[Data entries]
==*==
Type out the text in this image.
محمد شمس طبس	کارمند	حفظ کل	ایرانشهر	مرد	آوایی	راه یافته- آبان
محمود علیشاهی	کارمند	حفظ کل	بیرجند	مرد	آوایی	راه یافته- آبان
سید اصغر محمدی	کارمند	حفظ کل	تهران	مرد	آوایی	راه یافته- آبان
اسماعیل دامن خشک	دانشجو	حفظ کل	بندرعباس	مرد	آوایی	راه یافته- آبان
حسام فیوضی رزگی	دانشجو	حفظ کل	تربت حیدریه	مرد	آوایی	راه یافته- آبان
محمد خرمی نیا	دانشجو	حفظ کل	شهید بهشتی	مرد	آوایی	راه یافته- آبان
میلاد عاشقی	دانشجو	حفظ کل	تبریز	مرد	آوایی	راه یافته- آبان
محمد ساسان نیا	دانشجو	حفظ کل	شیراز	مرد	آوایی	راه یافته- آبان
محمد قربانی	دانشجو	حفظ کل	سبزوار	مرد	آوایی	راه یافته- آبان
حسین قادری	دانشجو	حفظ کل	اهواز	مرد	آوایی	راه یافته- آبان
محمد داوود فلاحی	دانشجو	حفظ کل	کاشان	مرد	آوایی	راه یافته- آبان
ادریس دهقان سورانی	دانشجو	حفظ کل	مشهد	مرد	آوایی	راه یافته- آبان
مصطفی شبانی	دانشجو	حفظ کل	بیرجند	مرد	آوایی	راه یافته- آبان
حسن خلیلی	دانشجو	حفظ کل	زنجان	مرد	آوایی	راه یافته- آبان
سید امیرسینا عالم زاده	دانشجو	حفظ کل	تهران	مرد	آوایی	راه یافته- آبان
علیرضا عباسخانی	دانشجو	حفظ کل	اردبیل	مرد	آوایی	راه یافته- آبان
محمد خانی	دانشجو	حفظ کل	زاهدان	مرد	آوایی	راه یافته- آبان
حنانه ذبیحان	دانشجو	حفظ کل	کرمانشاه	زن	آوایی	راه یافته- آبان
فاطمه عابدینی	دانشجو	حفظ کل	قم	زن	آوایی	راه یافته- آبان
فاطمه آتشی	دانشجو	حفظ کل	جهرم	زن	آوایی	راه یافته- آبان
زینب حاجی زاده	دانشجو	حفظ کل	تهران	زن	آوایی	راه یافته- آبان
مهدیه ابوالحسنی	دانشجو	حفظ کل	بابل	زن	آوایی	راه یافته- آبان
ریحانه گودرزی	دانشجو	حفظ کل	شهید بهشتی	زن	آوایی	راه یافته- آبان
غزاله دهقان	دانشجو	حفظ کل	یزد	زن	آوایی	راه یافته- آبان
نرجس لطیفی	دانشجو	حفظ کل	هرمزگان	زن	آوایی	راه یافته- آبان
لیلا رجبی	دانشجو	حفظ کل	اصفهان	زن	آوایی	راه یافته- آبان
==*==
WHAT YOU ARE ASKED TO DO | Faithfully reproduce all of the records, character for character.

WRITTEN RESPONSE |
Type out the text in this image.
محمد شمس طبس	کارمند	حفظ کل	ایرانشهر	مرد	آوایی	راه یافته- آبان
محمود علیشاهی	کارمند	حفظ کل	بیرجند	مرد	آوایی	راه یافته- آبان
سید اصغر محمدی	کارمند	حفظ کل	تهران	مرد	آوایی	راه یافته- آبان
اسماعیل دامن خشک	دانشجو	حفظ کل	بندرعباس	مرد	آوایی	راه یافته- آبان
حسام فیوضی رزگی	دانشجو	حفظ کل	تربت حیدریه	مرد	آوایی	راه یافته- آبان
محمد خرمی نیا	دانشجو	حفظ کل	شهید بهشتی	مرد	آوایی	راه یافته- آبان
میلاد عاشقی	دانشجو	حفظ کل	تبریز	مرد	آوایی	راه یافته- آبان
محمد ساسان نیا	دانشجو	حفظ کل	شیراز	مرد	آوایی	راه یافته- آبان
محمد قربانی	دانشجو	حفظ کل	سبزوار	مرد	آوایی	راه یافته- آبان
حسین قادری	دانشجو	حفظ کل	اهواز	مرد	آوایی	راه یافته- آبان
محمد داوود فلاحی	دانشجو	حفظ کل	کاشان	مرد	آوایی	راه یافته- آبان
ادریس دهقان سورانی	دانشجو	حفظ کل	مشهد	مرد	آوایی	راه یافته- آبان
مصطفی شبانی	دانشجو	حفظ کل	بیرجند	مرد	آوایی	راه یافته- آبان
حسن خلیلی	دانشجو	حفظ کل	زنجان	مرد	آوایی	راه یافته- آبان
سید امیرسینا عالم زاده	دانشجو	حفظ کل	تهران	مرد	آوایی	راه یافته- آبان
علیرضا عباسخانی	دانشجو	حفظ کل	اردبیل	مرد	آوایی	راه یافته- آبان
محمد خانی	دانشجو	حفظ کل	زاهدان	مرد	آوایی	راه یافته- آبان
حنانه ذبیحان	دانشجو	حفظ کل	کرمانشاه	زن	آوایی	راه یافته- آبان
فاطمه عابدینی	دانشجو	حفظ کل	قم	زن	آوایی	راه یافته- آبان
فاطمه آتشی	دانشجو	حفظ کل	جهرم	زن	آوایی	راه یافته- آبان
زینب حاجی زاده	دانشجو	حفظ کل	تهران	زن	آوایی	راه یافته- آبان
مهدیه ابوالحسنی	دانشجو	حفظ کل	بابل	زن	آوایی	راه یافته- آبان
ریحانه گودرزی	دانشجو	حفظ کل	شهید بهشتی	زن	آوایی	راه یافته- آبان
غزاله دهقان	دانشجو	حفظ کل	یزد	زن	آوایی	راه یافته- آبان
نرجس لطیفی	دانشجو	حفظ کل	هرمزگان	زن	آوایی	راه یافته- آبان
لیلا رجبی	دانشجو	حفظ کل	اصفهان	زن	آوایی	راه یافته- آبان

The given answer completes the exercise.